Go through the data below line by line and count those containing the word "grid". Reply with the count only.
═════ Records for this exercise
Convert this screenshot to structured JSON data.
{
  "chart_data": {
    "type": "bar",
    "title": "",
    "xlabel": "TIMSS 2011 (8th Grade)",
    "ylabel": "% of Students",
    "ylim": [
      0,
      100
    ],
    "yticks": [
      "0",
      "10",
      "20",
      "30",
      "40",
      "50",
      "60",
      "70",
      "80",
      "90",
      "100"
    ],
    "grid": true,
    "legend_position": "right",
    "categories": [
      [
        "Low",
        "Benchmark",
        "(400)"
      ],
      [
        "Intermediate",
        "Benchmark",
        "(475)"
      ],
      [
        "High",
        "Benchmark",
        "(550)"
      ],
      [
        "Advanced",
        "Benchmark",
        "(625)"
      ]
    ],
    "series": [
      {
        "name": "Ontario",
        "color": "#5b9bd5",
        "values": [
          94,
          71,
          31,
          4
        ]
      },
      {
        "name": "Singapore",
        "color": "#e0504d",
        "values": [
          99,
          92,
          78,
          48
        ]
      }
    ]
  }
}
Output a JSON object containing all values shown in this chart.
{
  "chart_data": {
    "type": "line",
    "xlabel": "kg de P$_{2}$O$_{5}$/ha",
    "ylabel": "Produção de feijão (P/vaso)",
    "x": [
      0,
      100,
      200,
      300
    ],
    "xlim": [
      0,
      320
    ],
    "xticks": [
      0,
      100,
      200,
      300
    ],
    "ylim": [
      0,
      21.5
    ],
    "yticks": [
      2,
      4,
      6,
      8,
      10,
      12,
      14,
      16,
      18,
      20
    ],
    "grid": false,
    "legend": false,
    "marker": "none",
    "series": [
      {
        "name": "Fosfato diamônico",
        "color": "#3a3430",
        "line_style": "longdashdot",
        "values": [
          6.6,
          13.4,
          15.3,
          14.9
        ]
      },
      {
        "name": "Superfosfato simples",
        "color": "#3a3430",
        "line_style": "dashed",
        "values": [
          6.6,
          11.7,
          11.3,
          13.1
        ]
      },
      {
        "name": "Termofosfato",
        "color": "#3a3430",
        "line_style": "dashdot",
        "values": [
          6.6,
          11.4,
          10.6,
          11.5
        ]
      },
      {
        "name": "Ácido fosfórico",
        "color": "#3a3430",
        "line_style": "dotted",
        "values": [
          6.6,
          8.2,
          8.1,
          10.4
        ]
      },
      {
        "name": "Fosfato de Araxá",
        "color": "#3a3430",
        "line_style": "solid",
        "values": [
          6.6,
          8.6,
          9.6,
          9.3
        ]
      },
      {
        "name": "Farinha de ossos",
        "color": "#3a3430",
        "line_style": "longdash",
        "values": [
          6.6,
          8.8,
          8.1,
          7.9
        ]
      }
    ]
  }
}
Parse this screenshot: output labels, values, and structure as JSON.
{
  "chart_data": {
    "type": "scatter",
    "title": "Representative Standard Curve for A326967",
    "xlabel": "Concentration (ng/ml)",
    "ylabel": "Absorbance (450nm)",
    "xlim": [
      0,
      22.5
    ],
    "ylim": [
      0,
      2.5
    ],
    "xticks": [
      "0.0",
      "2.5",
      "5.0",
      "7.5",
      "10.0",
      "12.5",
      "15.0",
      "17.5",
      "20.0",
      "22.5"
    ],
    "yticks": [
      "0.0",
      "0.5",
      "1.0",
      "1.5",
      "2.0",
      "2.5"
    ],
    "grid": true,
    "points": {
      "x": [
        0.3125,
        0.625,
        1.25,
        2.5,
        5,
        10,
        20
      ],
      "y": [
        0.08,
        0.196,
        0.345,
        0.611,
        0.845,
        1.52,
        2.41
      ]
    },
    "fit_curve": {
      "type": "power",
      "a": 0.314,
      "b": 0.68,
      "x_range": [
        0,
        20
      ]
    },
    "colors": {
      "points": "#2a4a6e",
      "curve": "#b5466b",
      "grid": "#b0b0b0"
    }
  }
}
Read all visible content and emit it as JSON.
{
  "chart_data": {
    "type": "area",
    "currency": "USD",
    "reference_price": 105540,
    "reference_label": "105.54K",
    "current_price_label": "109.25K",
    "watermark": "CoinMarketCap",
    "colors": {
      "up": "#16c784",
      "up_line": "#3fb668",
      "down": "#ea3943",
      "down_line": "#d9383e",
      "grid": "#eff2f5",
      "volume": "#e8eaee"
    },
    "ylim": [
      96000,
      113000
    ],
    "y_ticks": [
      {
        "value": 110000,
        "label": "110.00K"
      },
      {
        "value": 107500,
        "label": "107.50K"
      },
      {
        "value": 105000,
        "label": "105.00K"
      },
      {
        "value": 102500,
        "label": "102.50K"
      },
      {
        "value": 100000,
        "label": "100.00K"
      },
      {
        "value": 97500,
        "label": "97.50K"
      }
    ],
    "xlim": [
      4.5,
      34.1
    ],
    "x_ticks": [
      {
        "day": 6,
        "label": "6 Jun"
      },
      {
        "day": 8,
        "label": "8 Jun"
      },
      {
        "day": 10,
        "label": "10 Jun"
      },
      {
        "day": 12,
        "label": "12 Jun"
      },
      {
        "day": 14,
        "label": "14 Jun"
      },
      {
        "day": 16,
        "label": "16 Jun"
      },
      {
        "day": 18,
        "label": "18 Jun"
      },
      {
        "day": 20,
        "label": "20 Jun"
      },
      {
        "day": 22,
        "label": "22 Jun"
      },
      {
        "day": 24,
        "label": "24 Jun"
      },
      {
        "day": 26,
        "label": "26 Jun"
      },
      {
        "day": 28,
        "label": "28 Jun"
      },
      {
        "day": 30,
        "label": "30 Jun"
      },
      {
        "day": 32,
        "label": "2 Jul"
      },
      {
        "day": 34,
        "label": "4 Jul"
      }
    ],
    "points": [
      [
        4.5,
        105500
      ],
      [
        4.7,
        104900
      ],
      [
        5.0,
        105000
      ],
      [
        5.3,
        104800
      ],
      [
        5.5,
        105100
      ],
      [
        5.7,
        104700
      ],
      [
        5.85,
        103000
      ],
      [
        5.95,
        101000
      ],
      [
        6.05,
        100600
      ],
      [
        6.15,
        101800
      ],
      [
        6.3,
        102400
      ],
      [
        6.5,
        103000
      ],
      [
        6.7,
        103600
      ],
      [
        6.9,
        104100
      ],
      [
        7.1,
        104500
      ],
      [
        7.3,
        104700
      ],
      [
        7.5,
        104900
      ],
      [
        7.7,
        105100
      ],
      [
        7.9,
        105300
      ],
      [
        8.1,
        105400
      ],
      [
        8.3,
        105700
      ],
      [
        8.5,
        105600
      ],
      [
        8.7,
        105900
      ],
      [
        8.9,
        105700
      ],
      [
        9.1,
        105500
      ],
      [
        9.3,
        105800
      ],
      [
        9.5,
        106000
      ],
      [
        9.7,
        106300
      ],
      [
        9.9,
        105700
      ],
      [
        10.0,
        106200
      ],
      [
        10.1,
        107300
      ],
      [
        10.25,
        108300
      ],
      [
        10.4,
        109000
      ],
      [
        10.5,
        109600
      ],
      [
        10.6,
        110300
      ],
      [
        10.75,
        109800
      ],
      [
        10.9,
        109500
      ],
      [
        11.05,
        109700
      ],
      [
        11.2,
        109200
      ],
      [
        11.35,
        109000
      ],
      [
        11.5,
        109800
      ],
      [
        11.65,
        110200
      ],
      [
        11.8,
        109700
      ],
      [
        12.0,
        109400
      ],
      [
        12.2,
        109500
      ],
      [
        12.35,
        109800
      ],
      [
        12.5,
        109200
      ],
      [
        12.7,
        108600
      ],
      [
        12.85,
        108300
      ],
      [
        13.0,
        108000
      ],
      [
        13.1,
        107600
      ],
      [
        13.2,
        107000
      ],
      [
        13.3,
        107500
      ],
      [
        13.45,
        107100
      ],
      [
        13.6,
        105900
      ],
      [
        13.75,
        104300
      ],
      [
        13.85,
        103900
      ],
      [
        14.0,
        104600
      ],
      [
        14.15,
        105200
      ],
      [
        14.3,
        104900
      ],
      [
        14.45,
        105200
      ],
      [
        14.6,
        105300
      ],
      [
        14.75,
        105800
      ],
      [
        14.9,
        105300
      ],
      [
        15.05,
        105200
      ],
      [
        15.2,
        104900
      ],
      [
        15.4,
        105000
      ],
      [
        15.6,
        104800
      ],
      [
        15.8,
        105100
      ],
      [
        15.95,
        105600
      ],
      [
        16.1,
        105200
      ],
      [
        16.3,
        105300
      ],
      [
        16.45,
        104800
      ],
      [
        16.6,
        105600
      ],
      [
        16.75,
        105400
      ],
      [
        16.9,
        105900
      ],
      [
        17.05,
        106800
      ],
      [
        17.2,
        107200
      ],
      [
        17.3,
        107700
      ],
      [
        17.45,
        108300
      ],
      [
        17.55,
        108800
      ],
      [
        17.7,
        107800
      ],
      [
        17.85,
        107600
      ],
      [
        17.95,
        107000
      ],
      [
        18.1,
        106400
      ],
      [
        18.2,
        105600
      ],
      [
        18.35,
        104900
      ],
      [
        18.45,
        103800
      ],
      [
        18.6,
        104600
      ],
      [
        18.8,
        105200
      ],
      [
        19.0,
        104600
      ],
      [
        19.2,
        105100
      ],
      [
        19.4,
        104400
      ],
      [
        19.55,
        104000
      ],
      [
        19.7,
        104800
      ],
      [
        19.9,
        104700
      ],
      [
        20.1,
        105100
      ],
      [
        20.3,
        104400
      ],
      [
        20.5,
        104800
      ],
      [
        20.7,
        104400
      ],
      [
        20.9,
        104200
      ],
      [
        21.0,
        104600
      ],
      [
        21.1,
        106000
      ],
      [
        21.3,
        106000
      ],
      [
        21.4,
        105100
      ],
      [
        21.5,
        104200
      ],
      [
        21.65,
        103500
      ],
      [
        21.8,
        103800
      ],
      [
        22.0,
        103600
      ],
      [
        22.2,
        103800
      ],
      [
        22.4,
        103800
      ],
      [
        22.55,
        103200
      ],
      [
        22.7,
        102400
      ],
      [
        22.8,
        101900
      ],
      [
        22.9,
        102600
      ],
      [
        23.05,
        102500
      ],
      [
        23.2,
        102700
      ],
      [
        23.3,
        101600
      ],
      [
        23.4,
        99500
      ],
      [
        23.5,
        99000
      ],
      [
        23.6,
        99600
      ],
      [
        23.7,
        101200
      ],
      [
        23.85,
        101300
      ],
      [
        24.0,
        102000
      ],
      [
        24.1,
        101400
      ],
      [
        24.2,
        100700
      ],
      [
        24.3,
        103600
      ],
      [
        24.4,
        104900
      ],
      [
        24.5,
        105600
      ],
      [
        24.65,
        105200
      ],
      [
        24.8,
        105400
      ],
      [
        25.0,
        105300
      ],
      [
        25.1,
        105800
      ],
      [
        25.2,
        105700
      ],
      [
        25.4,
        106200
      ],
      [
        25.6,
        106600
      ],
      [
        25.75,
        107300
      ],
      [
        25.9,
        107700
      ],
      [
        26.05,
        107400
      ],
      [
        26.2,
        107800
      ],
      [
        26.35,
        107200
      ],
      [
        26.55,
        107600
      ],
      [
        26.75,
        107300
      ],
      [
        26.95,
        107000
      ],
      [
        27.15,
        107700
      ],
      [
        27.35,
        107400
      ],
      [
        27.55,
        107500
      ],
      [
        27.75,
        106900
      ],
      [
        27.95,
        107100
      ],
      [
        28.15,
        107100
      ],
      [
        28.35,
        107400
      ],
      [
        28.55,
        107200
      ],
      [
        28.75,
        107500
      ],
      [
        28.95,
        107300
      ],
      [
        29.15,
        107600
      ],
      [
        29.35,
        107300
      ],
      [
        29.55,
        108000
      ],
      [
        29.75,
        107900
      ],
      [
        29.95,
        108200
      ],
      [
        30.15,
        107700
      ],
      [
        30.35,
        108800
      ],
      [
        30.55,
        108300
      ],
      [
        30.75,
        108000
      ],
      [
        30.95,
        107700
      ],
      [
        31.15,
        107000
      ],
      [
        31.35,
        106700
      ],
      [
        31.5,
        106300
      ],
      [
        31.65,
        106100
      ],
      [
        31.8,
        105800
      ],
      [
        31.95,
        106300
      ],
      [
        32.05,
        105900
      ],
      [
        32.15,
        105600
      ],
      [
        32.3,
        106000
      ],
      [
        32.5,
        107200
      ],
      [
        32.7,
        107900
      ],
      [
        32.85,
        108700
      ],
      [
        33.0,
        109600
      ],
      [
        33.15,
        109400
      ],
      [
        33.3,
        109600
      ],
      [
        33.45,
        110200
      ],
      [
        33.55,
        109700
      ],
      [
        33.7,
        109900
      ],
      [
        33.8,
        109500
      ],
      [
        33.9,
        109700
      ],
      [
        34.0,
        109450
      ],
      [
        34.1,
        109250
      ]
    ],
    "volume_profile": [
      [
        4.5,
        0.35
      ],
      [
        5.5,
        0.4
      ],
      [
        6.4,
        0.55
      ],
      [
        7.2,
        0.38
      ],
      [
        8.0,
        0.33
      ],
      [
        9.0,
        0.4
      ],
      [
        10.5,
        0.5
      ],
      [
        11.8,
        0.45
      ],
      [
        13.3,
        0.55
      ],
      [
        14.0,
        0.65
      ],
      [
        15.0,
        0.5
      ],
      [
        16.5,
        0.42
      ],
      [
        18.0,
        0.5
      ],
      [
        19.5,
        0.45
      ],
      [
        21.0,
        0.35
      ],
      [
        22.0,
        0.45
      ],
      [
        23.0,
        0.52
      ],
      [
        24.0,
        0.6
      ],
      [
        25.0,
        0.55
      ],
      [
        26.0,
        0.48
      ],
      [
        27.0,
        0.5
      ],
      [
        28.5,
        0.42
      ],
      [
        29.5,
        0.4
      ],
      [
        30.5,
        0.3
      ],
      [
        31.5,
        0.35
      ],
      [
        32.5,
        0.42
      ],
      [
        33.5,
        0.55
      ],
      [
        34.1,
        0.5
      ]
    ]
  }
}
══════════
Task solution >> 5